Directive ▸
List each line of the data that holds the string "담당자에게", please.

[Source data]

*-*-*

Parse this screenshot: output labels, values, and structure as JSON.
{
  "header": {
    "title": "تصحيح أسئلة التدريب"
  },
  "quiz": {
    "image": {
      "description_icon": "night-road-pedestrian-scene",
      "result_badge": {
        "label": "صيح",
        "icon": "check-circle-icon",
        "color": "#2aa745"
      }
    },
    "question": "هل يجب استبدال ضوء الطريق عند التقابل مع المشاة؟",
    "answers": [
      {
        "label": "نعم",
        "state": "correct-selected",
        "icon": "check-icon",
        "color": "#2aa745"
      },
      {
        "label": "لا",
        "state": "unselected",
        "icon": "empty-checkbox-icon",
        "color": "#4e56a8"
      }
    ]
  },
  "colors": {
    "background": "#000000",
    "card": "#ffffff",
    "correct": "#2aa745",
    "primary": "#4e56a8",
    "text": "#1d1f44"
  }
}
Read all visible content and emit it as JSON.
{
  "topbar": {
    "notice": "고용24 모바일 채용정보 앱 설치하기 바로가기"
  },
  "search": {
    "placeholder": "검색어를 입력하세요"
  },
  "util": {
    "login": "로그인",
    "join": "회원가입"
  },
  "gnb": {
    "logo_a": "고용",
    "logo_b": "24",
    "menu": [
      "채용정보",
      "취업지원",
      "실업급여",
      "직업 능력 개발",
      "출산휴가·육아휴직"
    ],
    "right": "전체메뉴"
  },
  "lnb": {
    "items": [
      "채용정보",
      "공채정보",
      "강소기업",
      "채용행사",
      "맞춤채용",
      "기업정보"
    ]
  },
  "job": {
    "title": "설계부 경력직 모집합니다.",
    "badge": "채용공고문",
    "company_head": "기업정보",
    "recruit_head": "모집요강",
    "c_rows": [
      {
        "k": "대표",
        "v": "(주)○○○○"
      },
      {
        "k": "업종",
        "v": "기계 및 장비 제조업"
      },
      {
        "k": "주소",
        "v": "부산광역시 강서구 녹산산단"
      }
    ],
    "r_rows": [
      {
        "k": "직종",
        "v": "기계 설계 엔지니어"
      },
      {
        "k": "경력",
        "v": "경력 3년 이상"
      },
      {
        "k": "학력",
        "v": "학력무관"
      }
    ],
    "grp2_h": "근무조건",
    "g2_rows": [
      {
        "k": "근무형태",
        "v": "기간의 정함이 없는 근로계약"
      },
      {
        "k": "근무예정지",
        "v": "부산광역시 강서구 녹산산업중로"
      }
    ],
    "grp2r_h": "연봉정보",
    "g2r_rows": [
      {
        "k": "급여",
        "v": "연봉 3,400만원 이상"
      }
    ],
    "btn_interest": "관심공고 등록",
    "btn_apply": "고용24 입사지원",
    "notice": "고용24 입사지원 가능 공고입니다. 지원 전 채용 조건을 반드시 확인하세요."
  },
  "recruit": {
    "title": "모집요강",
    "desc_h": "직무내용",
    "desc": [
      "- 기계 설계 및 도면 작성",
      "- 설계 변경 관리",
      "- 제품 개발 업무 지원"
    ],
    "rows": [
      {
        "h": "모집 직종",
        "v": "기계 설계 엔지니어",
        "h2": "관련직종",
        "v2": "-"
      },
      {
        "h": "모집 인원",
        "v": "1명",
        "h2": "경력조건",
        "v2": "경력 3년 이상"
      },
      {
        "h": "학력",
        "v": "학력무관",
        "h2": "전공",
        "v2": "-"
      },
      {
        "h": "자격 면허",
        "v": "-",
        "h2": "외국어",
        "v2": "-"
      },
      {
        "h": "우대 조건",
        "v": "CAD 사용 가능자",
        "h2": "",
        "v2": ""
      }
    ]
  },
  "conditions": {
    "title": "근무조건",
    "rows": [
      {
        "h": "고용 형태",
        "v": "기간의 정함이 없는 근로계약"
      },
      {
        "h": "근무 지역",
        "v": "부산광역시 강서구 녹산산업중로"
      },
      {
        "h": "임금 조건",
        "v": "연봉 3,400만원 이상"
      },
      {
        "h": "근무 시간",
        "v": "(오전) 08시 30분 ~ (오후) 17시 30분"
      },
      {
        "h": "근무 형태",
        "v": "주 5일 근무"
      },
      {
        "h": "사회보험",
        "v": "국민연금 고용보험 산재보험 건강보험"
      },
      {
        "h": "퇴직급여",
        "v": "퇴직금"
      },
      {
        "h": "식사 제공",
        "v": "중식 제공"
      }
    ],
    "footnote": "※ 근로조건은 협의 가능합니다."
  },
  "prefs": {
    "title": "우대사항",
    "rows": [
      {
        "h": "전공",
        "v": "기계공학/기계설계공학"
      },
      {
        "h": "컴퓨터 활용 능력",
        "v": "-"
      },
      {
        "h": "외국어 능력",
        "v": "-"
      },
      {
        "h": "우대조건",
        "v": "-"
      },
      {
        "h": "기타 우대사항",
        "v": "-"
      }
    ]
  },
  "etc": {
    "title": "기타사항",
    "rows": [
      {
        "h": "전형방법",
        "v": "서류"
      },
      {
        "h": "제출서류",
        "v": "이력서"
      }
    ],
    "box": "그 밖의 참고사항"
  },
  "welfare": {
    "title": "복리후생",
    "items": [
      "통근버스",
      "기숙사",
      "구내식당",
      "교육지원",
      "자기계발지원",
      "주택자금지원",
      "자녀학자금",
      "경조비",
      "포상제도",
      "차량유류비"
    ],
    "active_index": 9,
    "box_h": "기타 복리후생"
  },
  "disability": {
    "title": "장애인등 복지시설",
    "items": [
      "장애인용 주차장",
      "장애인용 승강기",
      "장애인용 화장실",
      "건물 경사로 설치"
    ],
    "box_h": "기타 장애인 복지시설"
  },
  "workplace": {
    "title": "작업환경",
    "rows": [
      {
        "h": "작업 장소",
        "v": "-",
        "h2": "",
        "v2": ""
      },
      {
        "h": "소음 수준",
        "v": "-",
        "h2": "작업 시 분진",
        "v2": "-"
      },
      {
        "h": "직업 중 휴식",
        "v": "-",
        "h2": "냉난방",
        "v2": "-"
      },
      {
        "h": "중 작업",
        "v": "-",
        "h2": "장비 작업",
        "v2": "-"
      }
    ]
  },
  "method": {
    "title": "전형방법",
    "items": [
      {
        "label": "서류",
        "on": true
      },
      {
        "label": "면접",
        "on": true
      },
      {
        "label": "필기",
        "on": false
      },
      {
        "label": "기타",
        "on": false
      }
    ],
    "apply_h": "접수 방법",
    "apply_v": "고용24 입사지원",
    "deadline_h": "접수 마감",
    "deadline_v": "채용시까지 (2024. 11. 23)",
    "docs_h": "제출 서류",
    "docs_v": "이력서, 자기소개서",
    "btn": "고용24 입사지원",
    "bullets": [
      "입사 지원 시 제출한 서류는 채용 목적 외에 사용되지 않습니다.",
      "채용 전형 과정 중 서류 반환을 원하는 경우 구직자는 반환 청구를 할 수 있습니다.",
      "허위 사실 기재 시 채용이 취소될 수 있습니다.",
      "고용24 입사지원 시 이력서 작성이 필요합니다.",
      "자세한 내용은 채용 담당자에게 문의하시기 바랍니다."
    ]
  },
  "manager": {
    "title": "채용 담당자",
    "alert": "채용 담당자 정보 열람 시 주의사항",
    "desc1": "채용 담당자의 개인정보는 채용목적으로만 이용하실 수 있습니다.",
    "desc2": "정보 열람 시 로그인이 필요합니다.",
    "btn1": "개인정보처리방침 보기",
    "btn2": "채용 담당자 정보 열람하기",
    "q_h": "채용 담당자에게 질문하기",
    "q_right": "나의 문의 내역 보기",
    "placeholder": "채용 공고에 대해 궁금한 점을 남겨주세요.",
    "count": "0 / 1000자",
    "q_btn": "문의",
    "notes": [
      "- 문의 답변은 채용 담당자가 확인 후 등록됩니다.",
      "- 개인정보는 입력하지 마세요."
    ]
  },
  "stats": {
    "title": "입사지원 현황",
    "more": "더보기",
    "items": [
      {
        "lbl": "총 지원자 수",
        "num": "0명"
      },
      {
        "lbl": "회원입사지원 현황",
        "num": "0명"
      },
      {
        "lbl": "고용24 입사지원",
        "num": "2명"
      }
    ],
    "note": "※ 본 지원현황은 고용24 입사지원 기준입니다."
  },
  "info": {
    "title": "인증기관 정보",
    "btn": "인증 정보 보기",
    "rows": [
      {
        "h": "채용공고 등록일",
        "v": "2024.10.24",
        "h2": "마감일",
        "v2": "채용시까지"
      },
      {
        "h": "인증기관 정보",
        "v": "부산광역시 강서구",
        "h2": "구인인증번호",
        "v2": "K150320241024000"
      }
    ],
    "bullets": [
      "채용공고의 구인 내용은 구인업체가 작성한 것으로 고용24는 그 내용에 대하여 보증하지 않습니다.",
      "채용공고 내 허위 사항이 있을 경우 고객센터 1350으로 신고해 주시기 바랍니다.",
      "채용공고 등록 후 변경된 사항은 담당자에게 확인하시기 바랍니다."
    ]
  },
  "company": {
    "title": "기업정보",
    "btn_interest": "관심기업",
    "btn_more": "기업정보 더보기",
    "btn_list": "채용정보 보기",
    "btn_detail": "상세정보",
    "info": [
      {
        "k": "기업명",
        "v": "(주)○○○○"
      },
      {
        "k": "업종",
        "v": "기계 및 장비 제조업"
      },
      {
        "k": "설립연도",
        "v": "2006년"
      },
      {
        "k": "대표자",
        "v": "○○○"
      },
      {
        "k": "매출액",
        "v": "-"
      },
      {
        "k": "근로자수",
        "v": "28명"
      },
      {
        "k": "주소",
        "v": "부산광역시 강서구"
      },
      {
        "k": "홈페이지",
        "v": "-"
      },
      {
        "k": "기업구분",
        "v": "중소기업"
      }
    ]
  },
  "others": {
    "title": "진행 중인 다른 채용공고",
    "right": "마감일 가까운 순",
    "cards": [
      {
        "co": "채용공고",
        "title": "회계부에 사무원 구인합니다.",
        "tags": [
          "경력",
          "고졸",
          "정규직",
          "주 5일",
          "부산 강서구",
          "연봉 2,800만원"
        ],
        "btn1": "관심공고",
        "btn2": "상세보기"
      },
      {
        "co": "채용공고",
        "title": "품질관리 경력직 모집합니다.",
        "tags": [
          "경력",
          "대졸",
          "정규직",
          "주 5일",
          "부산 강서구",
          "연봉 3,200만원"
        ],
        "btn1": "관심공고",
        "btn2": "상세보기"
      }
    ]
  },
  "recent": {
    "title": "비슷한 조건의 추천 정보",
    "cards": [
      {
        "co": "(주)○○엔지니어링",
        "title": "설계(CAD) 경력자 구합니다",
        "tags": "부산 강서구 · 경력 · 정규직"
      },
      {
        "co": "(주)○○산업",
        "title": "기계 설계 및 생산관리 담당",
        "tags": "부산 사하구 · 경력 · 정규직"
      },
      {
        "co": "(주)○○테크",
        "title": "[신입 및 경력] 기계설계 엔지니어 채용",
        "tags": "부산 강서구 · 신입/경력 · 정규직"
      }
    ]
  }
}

*-*-*

Result of the task ▸
      "자세한 내용은 채용 담당자에게 문의하시기 바랍니다."
    "q_h": "채용 담당자에게 질문하기",
      "채용공고 등록 후 변경된 사항은 담당자에게 확인하시기 바랍니다."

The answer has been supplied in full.